• Directions for this task:
Give back the records below exactly, every one, with no pictures.

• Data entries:
(begin)
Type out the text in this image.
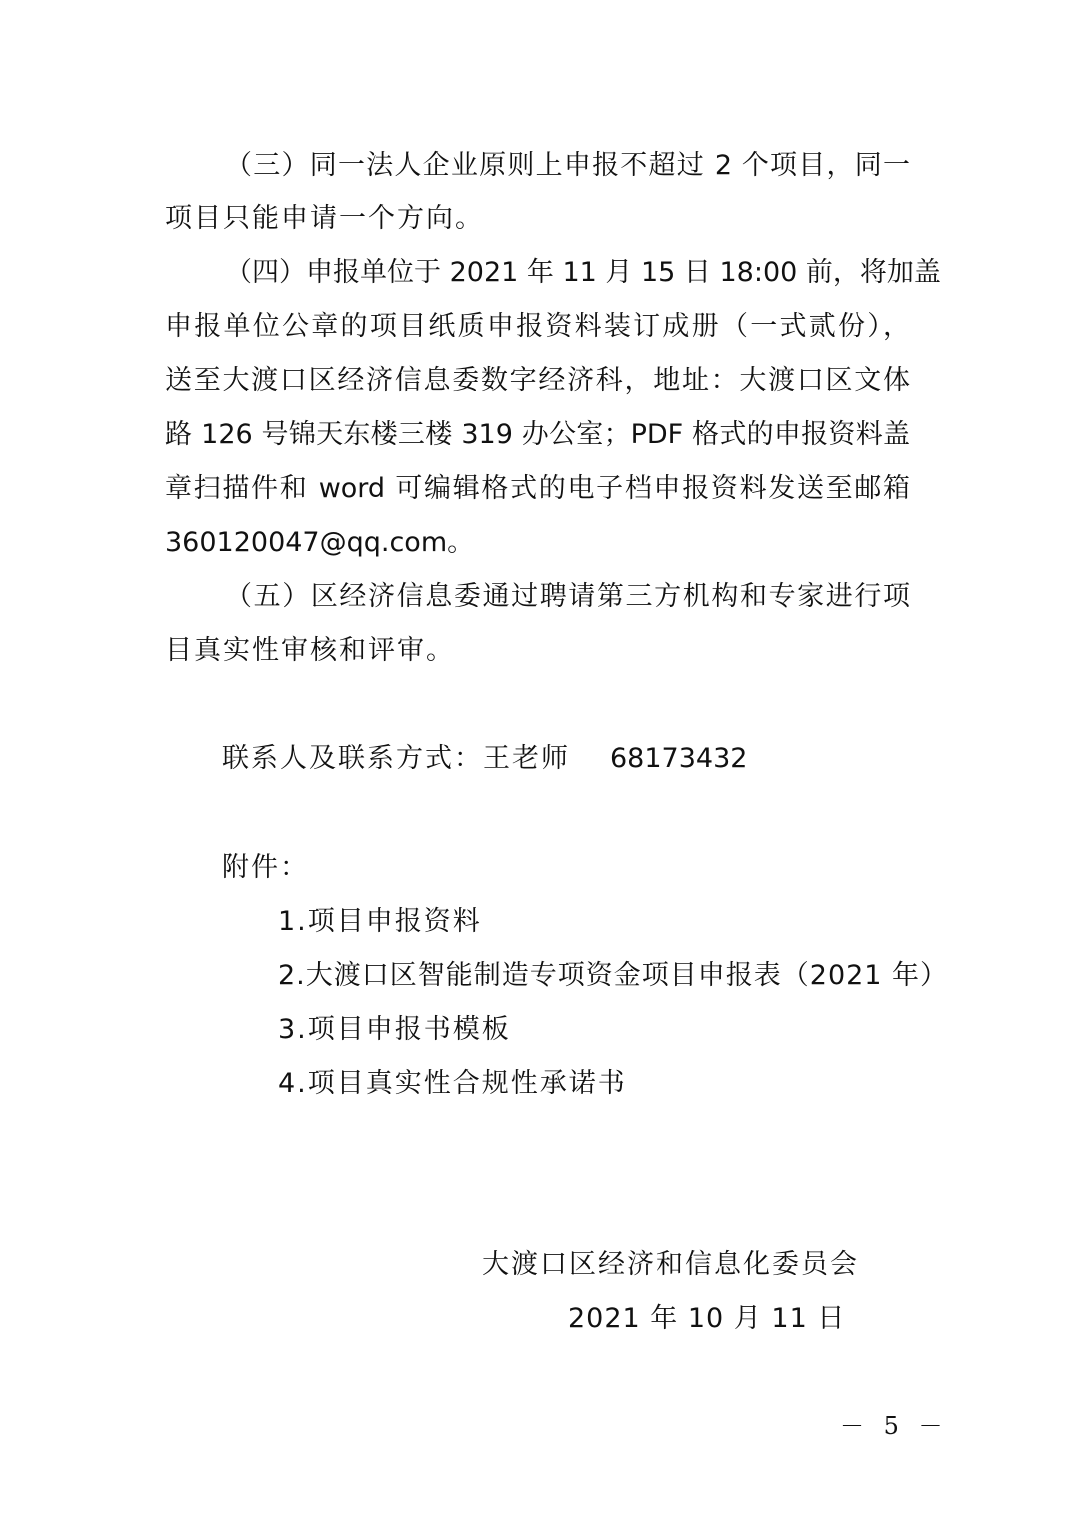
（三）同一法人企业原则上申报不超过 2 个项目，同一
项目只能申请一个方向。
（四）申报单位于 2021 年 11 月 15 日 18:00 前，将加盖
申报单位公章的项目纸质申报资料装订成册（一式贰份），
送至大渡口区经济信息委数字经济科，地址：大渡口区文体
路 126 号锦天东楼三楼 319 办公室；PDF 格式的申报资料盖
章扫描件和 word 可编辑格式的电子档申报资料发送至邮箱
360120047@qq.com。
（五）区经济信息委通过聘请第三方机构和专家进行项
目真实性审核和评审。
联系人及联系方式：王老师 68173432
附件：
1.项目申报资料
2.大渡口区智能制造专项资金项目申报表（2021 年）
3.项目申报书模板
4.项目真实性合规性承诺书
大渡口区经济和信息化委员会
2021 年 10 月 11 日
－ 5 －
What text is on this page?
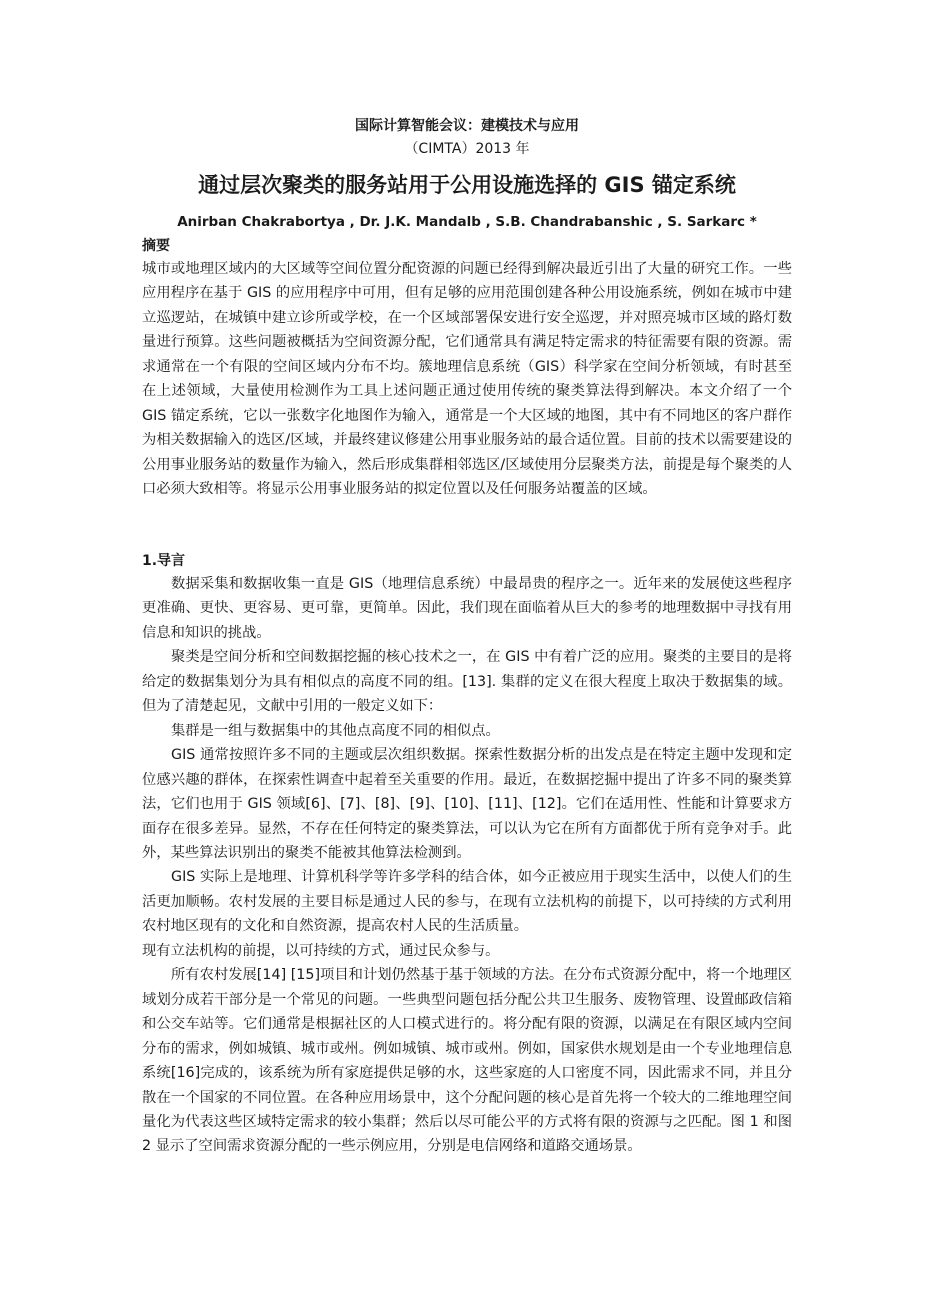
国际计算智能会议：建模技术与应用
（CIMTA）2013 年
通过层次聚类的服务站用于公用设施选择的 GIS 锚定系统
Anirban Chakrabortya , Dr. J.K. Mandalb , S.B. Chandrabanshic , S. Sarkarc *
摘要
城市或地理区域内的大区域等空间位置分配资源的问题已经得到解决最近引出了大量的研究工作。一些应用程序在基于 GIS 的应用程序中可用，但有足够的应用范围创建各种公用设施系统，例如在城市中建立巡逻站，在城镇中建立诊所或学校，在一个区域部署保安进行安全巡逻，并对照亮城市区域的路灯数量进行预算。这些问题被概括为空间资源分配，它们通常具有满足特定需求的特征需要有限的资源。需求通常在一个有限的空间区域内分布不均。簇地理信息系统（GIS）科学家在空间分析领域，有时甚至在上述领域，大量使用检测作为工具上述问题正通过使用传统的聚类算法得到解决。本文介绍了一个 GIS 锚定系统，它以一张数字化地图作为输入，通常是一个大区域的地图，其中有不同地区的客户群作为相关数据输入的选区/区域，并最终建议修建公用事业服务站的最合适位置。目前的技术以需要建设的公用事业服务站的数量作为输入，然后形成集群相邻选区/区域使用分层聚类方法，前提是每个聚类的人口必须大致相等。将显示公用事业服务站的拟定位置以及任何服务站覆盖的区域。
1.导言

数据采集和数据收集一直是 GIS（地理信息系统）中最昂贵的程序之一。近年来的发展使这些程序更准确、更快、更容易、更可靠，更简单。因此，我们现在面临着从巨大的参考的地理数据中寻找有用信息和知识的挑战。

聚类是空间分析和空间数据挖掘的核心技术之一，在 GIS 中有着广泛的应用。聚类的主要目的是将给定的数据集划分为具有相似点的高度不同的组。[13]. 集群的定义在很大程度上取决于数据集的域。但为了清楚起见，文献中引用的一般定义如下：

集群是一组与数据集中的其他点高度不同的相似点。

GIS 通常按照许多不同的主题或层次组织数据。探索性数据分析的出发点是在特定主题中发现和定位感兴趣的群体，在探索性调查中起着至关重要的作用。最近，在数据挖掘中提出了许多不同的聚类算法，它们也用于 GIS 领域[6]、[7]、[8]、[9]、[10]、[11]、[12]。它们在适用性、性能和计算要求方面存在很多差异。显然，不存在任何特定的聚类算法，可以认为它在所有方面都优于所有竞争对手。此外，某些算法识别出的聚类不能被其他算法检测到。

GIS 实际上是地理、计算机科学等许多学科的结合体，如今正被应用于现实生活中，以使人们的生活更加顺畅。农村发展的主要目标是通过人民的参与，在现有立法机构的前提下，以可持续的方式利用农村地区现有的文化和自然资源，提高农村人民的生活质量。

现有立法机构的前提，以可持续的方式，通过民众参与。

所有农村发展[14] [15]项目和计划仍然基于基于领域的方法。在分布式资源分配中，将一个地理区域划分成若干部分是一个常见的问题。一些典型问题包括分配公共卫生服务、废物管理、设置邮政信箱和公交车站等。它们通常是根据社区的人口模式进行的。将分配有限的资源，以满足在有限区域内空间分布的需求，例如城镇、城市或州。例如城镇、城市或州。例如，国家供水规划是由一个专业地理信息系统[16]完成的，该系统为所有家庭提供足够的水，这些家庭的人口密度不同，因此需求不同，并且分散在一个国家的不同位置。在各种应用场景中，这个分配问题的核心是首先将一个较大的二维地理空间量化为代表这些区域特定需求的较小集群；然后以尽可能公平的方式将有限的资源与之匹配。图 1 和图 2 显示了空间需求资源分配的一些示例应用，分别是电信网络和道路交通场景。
(end)
• Task result:
Type out the text in this image.
（三）同一法人企业原则上申报不超过 2 个项目，同一
项目只能申请一个方向。
（四）申报单位于 2021 年 11 月 15 日 18:00 前，将加盖
申报单位公章的项目纸质申报资料装订成册（一式贰份），
送至大渡口区经济信息委数字经济科，地址：大渡口区文体
路 126 号锦天东楼三楼 319 办公室；PDF 格式的申报资料盖
章扫描件和 word 可编辑格式的电子档申报资料发送至邮箱
360120047@qq.com。
（五）区经济信息委通过聘请第三方机构和专家进行项
目真实性审核和评审。
联系人及联系方式：王老师 68173432
附件：
1.项目申报资料
2.大渡口区智能制造专项资金项目申报表（2021 年）
3.项目申报书模板
4.项目真实性合规性承诺书
大渡口区经济和信息化委员会
2021 年 10 月 11 日
－ 5 －
What text is on this page?
国际计算智能会议：建模技术与应用
（CIMTA）2013 年
通过层次聚类的服务站用于公用设施选择的 GIS 锚定系统
Anirban Chakrabortya , Dr. J.K. Mandalb , S.B. Chandrabanshic , S. Sarkarc *
摘要
城市或地理区域内的大区域等空间位置分配资源的问题已经得到解决最近引出了大量的研究工作。一些应用程序在基于 GIS 的应用程序中可用，但有足够的应用范围创建各种公用设施系统，例如在城市中建立巡逻站，在城镇中建立诊所或学校，在一个区域部署保安进行安全巡逻，并对照亮城市区域的路灯数量进行预算。这些问题被概括为空间资源分配，它们通常具有满足特定需求的特征需要有限的资源。需求通常在一个有限的空间区域内分布不均。簇地理信息系统（GIS）科学家在空间分析领域，有时甚至在上述领域，大量使用检测作为工具上述问题正通过使用传统的聚类算法得到解决。本文介绍了一个 GIS 锚定系统，它以一张数字化地图作为输入，通常是一个大区域的地图，其中有不同地区的客户群作为相关数据输入的选区/区域，并最终建议修建公用事业服务站的最合适位置。目前的技术以需要建设的公用事业服务站的数量作为输入，然后形成集群相邻选区/区域使用分层聚类方法，前提是每个聚类的人口必须大致相等。将显示公用事业服务站的拟定位置以及任何服务站覆盖的区域。
1.导言

数据采集和数据收集一直是 GIS（地理信息系统）中最昂贵的程序之一。近年来的发展使这些程序更准确、更快、更容易、更可靠，更简单。因此，我们现在面临着从巨大的参考的地理数据中寻找有用信息和知识的挑战。

聚类是空间分析和空间数据挖掘的核心技术之一，在 GIS 中有着广泛的应用。聚类的主要目的是将给定的数据集划分为具有相似点的高度不同的组。[13]. 集群的定义在很大程度上取决于数据集的域。但为了清楚起见，文献中引用的一般定义如下：

集群是一组与数据集中的其他点高度不同的相似点。

GIS 通常按照许多不同的主题或层次组织数据。探索性数据分析的出发点是在特定主题中发现和定位感兴趣的群体，在探索性调查中起着至关重要的作用。最近，在数据挖掘中提出了许多不同的聚类算法，它们也用于 GIS 领域[6]、[7]、[8]、[9]、[10]、[11]、[12]。它们在适用性、性能和计算要求方面存在很多差异。显然，不存在任何特定的聚类算法，可以认为它在所有方面都优于所有竞争对手。此外，某些算法识别出的聚类不能被其他算法检测到。

GIS 实际上是地理、计算机科学等许多学科的结合体，如今正被应用于现实生活中，以使人们的生活更加顺畅。农村发展的主要目标是通过人民的参与，在现有立法机构的前提下，以可持续的方式利用农村地区现有的文化和自然资源，提高农村人民的生活质量。

现有立法机构的前提，以可持续的方式，通过民众参与。

所有农村发展[14] [15]项目和计划仍然基于基于领域的方法。在分布式资源分配中，将一个地理区域划分成若干部分是一个常见的问题。一些典型问题包括分配公共卫生服务、废物管理、设置邮政信箱和公交车站等。它们通常是根据社区的人口模式进行的。将分配有限的资源，以满足在有限区域内空间分布的需求，例如城镇、城市或州。例如城镇、城市或州。例如，国家供水规划是由一个专业地理信息系统[16]完成的，该系统为所有家庭提供足够的水，这些家庭的人口密度不同，因此需求不同，并且分散在一个国家的不同位置。在各种应用场景中，这个分配问题的核心是首先将一个较大的二维地理空间量化为代表这些区域特定需求的较小集群；然后以尽可能公平的方式将有限的资源与之匹配。图 1 和图 2 显示了空间需求资源分配的一些示例应用，分别是电信网络和道路交通场景。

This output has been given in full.